(Extracted records)

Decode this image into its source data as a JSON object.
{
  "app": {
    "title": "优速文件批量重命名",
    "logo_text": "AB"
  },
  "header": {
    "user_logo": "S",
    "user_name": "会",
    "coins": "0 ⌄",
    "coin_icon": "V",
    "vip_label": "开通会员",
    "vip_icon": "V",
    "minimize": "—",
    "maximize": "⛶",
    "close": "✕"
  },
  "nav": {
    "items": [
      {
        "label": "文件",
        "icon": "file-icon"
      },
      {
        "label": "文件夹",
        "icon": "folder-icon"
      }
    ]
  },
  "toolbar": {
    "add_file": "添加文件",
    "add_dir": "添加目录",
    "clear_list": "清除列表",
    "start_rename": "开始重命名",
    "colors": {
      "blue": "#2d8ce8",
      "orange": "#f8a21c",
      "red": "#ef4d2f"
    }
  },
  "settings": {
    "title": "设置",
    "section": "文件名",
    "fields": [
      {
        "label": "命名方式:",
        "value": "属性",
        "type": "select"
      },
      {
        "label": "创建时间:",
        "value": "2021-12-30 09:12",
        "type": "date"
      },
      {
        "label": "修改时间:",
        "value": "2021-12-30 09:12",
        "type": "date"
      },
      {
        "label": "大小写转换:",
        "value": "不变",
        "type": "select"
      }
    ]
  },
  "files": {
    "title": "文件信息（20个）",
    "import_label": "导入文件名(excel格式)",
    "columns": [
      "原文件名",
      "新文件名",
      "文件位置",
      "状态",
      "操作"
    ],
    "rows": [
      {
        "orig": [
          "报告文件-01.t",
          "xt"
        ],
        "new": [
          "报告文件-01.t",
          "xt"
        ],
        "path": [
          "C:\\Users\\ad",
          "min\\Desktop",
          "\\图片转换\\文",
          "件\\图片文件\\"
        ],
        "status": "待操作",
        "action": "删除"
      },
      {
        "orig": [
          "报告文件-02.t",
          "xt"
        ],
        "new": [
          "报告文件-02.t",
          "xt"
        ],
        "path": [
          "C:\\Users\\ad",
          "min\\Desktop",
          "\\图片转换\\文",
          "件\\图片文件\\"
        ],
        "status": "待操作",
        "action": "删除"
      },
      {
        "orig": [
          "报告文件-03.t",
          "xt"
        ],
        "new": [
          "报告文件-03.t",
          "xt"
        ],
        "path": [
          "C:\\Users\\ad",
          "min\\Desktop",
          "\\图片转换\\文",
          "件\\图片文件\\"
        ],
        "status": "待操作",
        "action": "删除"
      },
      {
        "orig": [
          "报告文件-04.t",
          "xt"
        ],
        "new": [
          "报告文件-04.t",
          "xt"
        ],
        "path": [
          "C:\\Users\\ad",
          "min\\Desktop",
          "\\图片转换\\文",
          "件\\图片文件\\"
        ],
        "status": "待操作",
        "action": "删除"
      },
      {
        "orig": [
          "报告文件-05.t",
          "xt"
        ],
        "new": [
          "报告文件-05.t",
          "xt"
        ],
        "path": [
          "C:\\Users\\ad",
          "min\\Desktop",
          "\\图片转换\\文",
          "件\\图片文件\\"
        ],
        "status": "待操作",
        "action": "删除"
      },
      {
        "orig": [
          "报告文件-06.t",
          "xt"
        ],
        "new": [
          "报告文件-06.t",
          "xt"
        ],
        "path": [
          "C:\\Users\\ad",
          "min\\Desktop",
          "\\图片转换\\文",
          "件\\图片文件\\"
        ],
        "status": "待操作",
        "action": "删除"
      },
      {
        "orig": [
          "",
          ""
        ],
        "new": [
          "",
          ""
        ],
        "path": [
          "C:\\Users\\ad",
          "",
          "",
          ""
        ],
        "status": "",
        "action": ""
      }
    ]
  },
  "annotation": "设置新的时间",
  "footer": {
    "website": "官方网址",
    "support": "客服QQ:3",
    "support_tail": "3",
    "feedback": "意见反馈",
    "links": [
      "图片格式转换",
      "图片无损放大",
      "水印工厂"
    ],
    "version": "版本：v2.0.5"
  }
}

BRIEF: Repeat all of the entries exactly.

THE ANSWER:
Decode this image into its source data as a JSON object.
{
  "app": {
    "title": "优速文件批量重命名",
    "logo_text": "AB"
  },
  "header": {
    "user_logo": "S",
    "user_name": "会",
    "coins": "0 ⌄",
    "coin_icon": "V",
    "vip_label": "开通会员",
    "vip_icon": "V",
    "minimize": "—",
    "maximize": "⛶",
    "close": "✕"
  },
  "nav": {
    "items": [
      {
        "label": "文件",
        "icon": "file-icon"
      },
      {
        "label": "文件夹",
        "icon": "folder-icon"
      }
    ]
  },
  "toolbar": {
    "add_file": "添加文件",
    "add_dir": "添加目录",
    "clear_list": "清除列表",
    "start_rename": "开始重命名",
    "colors": {
      "blue": "#2d8ce8",
      "orange": "#f8a21c",
      "red": "#ef4d2f"
    }
  },
  "settings": {
    "title": "设置",
    "section": "文件名",
    "fields": [
      {
        "label": "命名方式:",
        "value": "属性",
        "type": "select"
      },
      {
        "label": "创建时间:",
        "value": "2021-12-30 09:12",
        "type": "date"
      },
      {
        "label": "修改时间:",
        "value": "2021-12-30 09:12",
        "type": "date"
      },
      {
        "label": "大小写转换:",
        "value": "不变",
        "type": "select"
      }
    ]
  },
  "files": {
    "title": "文件信息（20个）",
    "import_label": "导入文件名(excel格式)",
    "columns": [
      "原文件名",
      "新文件名",
      "文件位置",
      "状态",
      "操作"
    ],
    "rows": [
      {
        "orig": [
          "报告文件-01.t",
          "xt"
        ],
        "new": [
          "报告文件-01.t",
          "xt"
        ],
        "path": [
          "C:\\Users\\ad",
          "min\\Desktop",
          "\\图片转换\\文",
          "件\\图片文件\\"
        ],
        "status": "待操作",
        "action": "删除"
      },
      {
        "orig": [
          "报告文件-02.t",
          "xt"
        ],
        "new": [
          "报告文件-02.t",
          "xt"
        ],
        "path": [
          "C:\\Users\\ad",
          "min\\Desktop",
          "\\图片转换\\文",
          "件\\图片文件\\"
        ],
        "status": "待操作",
        "action": "删除"
      },
      {
        "orig": [
          "报告文件-03.t",
          "xt"
        ],
        "new": [
          "报告文件-03.t",
          "xt"
        ],
        "path": [
          "C:\\Users\\ad",
          "min\\Desktop",
          "\\图片转换\\文",
          "件\\图片文件\\"
        ],
        "status": "待操作",
        "action": "删除"
      },
      {
        "orig": [
          "报告文件-04.t",
          "xt"
        ],
        "new": [
          "报告文件-04.t",
          "xt"
        ],
        "path": [
          "C:\\Users\\ad",
          "min\\Desktop",
          "\\图片转换\\文",
          "件\\图片文件\\"
        ],
        "status": "待操作",
        "action": "删除"
      },
      {
        "orig": [
          "报告文件-05.t",
          "xt"
        ],
        "new": [
          "报告文件-05.t",
          "xt"
        ],
        "path": [
          "C:\\Users\\ad",
          "min\\Desktop",
          "\\图片转换\\文",
          "件\\图片文件\\"
        ],
        "status": "待操作",
        "action": "删除"
      },
      {
        "orig": [
          "报告文件-06.t",
          "xt"
        ],
        "new": [
          "报告文件-06.t",
          "xt"
        ],
        "path": [
          "C:\\Users\\ad",
          "min\\Desktop",
          "\\图片转换\\文",
          "件\\图片文件\\"
        ],
        "status": "待操作",
        "action": "删除"
      },
      {
        "orig": [
          "",
          ""
        ],
        "new": [
          "",
          ""
        ],
        "path": [
          "C:\\Users\\ad",
          "",
          "",
          ""
        ],
        "status": "",
        "action": ""
      }
    ]
  },
  "annotation": "设置新的时间",
  "footer": {
    "website": "官方网址",
    "support": "客服QQ:3",
    "support_tail": "3",
    "feedback": "意见反馈",
    "links": [
      "图片格式转换",
      "图片无损放大",
      "水印工厂"
    ],
    "version": "版本：v2.0.5"
  }
}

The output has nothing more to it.